Aim.
Determine which lines of the records include the word "FROM", and copy them.

Listing.
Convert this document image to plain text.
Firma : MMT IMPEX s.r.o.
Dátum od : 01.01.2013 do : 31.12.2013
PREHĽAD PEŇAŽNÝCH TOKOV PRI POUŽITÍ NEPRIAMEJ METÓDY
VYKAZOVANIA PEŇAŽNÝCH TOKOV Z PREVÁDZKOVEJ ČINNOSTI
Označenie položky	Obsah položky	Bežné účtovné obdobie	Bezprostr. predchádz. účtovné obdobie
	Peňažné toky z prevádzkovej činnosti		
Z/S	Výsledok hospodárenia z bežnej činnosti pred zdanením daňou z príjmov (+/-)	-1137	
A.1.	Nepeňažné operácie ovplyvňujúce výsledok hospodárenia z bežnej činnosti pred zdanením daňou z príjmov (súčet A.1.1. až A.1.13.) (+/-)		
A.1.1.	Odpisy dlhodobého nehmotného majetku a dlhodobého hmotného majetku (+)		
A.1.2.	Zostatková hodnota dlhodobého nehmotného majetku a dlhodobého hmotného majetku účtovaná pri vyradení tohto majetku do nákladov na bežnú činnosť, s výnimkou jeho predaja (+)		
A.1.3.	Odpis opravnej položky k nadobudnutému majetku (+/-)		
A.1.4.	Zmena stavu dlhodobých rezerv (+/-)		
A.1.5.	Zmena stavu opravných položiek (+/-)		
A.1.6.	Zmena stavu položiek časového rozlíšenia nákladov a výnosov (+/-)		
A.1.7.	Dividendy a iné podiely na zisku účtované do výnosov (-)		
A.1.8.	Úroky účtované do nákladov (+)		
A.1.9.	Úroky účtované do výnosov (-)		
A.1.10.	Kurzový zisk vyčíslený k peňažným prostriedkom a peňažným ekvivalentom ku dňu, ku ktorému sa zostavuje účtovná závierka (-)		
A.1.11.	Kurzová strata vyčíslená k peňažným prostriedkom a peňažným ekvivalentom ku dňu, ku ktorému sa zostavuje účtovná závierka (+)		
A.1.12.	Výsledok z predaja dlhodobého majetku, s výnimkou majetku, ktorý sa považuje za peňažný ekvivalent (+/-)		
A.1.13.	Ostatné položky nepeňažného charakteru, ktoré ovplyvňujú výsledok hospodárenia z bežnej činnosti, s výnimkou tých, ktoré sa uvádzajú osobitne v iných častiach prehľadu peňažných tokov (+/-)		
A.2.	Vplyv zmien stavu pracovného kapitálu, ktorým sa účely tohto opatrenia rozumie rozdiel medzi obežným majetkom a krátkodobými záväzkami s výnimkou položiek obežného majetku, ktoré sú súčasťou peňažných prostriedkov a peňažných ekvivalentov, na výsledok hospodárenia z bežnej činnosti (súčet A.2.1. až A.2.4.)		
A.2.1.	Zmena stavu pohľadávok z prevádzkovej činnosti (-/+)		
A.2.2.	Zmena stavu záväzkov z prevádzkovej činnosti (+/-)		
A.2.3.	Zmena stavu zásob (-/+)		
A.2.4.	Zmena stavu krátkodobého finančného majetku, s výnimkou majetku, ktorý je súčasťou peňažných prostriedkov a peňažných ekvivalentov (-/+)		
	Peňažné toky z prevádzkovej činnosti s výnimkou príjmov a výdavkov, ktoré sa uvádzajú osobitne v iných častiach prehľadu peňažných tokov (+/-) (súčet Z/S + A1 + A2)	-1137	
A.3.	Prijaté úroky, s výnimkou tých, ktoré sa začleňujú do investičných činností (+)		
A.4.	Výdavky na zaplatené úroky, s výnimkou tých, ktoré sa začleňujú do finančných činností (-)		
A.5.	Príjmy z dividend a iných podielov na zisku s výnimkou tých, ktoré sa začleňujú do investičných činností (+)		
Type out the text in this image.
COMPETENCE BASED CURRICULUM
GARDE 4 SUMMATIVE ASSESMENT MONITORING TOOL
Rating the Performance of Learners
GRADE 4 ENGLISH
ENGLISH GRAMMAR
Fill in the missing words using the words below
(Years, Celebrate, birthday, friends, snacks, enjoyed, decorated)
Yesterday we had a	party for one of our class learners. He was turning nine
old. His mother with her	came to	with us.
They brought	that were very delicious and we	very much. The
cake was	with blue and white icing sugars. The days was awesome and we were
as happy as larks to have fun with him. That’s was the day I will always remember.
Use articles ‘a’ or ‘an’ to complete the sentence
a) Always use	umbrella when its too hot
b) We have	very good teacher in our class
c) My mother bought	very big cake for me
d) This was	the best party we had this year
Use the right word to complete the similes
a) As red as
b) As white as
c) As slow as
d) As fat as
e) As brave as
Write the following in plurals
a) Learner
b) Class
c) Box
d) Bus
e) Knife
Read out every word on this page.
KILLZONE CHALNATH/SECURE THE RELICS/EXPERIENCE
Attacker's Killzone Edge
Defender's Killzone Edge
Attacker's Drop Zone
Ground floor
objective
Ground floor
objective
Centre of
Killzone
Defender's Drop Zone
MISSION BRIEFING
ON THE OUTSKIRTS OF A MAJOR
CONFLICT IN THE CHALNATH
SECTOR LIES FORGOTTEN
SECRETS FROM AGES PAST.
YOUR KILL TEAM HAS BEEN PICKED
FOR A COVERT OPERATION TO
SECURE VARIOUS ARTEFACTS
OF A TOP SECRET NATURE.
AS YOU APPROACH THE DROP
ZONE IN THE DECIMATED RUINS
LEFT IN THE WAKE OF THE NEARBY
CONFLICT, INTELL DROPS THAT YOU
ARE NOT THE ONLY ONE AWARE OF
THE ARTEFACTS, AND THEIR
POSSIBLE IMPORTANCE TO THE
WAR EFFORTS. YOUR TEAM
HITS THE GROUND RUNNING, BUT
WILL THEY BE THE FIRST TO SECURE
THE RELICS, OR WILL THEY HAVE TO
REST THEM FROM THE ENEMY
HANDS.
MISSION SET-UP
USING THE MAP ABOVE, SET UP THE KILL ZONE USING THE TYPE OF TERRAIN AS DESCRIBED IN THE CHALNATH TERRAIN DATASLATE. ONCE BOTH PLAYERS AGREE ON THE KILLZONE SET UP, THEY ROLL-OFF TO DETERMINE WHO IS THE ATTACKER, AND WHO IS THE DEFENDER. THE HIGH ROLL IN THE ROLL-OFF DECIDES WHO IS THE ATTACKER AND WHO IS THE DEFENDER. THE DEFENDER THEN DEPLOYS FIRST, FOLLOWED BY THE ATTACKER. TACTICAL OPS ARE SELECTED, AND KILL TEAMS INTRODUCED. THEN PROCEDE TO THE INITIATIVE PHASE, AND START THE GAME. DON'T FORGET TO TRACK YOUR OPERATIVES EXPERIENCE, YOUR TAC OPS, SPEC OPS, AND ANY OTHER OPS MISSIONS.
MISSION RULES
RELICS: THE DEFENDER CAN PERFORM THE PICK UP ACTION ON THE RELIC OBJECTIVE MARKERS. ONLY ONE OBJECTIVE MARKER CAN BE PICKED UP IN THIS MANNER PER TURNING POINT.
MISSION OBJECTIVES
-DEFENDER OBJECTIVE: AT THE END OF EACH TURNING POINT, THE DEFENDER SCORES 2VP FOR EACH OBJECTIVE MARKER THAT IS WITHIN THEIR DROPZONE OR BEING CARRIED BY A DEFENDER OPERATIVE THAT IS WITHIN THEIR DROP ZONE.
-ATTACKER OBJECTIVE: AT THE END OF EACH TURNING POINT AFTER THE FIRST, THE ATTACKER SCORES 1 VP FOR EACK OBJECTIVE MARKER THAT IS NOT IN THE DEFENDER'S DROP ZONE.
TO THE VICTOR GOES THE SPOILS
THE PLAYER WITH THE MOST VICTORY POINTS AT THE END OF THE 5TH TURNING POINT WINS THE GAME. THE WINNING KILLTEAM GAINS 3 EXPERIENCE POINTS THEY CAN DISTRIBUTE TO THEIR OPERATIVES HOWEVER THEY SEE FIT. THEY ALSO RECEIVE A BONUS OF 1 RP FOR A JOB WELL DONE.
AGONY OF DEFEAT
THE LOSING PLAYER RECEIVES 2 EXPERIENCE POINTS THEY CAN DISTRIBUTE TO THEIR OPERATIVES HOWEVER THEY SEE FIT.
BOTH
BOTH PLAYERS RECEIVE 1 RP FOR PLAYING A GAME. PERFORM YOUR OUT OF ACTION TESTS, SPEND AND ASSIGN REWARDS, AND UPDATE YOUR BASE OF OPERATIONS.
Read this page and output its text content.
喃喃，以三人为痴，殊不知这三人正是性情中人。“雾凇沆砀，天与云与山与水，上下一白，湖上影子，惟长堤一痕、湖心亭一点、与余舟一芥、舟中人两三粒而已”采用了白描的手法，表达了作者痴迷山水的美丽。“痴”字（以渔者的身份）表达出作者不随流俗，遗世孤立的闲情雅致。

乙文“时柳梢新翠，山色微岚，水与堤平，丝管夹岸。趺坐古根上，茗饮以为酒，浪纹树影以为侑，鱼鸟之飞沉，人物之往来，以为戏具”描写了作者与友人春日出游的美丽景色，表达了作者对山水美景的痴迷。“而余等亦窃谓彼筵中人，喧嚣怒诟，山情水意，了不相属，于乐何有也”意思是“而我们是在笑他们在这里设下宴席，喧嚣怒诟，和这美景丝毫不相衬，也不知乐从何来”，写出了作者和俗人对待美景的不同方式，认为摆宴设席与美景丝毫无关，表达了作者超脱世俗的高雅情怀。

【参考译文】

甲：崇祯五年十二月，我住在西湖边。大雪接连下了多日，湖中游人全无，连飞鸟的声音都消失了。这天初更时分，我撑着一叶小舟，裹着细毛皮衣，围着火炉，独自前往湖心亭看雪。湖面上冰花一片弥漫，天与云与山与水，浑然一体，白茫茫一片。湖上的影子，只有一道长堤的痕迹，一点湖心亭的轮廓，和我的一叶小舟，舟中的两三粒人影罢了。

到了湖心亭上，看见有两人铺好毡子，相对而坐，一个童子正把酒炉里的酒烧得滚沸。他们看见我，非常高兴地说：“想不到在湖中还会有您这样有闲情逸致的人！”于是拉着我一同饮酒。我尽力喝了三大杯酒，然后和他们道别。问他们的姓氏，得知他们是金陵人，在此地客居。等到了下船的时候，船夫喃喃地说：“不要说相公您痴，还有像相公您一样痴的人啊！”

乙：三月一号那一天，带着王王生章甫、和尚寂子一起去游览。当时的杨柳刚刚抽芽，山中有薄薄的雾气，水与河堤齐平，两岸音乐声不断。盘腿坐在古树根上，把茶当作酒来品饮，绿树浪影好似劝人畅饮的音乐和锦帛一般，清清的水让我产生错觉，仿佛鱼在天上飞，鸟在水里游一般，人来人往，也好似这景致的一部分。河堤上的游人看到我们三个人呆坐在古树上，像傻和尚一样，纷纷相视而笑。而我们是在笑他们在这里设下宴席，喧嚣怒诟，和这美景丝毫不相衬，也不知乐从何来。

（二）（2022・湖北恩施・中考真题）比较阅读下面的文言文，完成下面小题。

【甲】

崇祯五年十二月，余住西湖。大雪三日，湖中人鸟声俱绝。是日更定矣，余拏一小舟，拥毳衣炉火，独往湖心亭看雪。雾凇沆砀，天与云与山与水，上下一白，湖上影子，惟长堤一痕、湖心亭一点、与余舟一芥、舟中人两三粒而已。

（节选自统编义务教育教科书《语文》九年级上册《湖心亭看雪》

Written solution.
SECRETS FROM AGES PAST.
REST THEM FROM THE ENEMY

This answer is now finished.